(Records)
* begin *

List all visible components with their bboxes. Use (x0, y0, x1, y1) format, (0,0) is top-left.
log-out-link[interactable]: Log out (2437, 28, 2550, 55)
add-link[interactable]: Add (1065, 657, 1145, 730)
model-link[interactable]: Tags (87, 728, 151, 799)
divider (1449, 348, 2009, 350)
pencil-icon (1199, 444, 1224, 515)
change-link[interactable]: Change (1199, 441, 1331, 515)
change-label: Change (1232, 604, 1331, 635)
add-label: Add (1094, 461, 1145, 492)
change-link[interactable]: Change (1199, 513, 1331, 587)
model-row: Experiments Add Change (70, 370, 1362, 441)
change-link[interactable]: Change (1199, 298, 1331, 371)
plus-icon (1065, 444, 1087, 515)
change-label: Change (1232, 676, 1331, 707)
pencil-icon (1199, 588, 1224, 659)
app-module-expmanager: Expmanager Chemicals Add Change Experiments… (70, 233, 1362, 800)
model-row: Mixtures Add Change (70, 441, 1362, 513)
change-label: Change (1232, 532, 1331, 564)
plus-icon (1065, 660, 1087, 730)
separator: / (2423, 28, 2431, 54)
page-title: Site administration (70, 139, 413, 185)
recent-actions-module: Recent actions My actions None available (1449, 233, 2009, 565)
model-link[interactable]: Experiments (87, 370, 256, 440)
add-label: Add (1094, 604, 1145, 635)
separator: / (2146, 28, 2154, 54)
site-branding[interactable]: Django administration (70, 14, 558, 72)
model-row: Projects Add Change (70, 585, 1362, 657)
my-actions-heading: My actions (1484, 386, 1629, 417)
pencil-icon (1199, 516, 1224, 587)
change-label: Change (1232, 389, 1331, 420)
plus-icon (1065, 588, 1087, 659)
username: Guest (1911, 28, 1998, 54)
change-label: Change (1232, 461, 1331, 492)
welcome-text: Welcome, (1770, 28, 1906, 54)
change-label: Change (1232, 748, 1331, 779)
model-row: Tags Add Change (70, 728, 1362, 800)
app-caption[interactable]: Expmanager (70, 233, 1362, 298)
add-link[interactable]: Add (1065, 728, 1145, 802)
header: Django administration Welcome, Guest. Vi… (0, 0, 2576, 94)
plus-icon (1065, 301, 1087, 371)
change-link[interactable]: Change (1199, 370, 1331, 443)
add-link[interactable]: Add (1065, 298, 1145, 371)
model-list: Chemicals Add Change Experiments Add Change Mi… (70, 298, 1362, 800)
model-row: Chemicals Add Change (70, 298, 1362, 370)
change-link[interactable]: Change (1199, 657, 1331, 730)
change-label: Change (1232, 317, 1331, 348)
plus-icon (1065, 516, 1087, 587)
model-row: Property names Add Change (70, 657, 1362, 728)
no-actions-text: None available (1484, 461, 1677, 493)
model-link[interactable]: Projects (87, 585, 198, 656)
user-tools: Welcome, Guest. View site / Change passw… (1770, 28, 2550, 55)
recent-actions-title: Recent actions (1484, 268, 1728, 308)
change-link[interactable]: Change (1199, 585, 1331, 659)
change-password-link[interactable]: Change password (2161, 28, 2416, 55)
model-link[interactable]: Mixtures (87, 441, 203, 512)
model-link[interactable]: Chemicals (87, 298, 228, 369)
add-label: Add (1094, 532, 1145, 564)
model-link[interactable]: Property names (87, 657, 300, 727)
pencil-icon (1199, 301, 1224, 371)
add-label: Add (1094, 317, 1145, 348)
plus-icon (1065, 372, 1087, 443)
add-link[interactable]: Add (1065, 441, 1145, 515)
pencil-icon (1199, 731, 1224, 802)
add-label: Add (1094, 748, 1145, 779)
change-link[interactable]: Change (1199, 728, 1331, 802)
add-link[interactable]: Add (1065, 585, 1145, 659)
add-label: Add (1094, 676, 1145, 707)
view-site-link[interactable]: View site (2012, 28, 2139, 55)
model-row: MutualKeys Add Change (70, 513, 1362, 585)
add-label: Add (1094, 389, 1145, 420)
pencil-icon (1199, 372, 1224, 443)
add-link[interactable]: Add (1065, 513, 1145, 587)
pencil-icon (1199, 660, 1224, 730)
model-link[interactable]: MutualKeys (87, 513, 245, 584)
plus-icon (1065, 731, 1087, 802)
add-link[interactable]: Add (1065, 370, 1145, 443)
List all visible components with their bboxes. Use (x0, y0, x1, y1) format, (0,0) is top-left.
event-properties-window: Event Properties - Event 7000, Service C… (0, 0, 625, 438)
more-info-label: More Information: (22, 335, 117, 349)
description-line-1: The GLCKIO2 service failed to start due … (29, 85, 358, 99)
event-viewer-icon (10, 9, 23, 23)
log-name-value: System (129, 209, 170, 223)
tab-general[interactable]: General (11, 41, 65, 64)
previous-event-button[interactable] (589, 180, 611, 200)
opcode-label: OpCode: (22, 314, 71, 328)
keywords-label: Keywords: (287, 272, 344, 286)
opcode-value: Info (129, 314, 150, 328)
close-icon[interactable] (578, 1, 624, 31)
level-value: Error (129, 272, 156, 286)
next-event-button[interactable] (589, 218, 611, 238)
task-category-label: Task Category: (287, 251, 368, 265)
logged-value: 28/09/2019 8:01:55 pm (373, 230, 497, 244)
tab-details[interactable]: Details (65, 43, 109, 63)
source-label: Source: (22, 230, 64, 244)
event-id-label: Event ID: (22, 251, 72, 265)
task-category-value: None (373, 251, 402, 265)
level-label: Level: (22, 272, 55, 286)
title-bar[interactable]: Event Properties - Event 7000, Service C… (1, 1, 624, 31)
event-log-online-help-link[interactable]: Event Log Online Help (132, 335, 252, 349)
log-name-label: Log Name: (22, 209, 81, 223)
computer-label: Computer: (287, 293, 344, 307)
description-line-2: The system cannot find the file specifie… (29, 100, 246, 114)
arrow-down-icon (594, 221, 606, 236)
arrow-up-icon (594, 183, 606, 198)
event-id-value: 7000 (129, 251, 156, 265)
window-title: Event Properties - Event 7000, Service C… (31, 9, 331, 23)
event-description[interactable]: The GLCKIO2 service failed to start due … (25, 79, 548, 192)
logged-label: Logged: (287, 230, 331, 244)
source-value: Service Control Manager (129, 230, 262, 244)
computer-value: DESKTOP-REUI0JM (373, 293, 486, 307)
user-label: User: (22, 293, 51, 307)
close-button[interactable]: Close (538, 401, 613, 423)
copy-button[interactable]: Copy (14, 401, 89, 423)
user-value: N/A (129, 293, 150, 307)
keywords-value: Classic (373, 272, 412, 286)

* end *

# [REQUEST]
Please rewrite the entries from the first line of the Records through the line with "add-label: Add (1094, 461, 1145, 492)", replacing "pencil-icon" with "edit-icon" and leaving everything else unchanged.

# [FINAL RESULT]
List all visible components with their bboxes. Use (x0, y0, x1, y1) format, (0,0) is top-left.
log-out-link[interactable]: Log out (2437, 28, 2550, 55)
add-link[interactable]: Add (1065, 657, 1145, 730)
model-link[interactable]: Tags (87, 728, 151, 799)
divider (1449, 348, 2009, 350)
edit-icon (1199, 444, 1224, 515)
change-link[interactable]: Change (1199, 441, 1331, 515)
change-label: Change (1232, 604, 1331, 635)
add-label: Add (1094, 461, 1145, 492)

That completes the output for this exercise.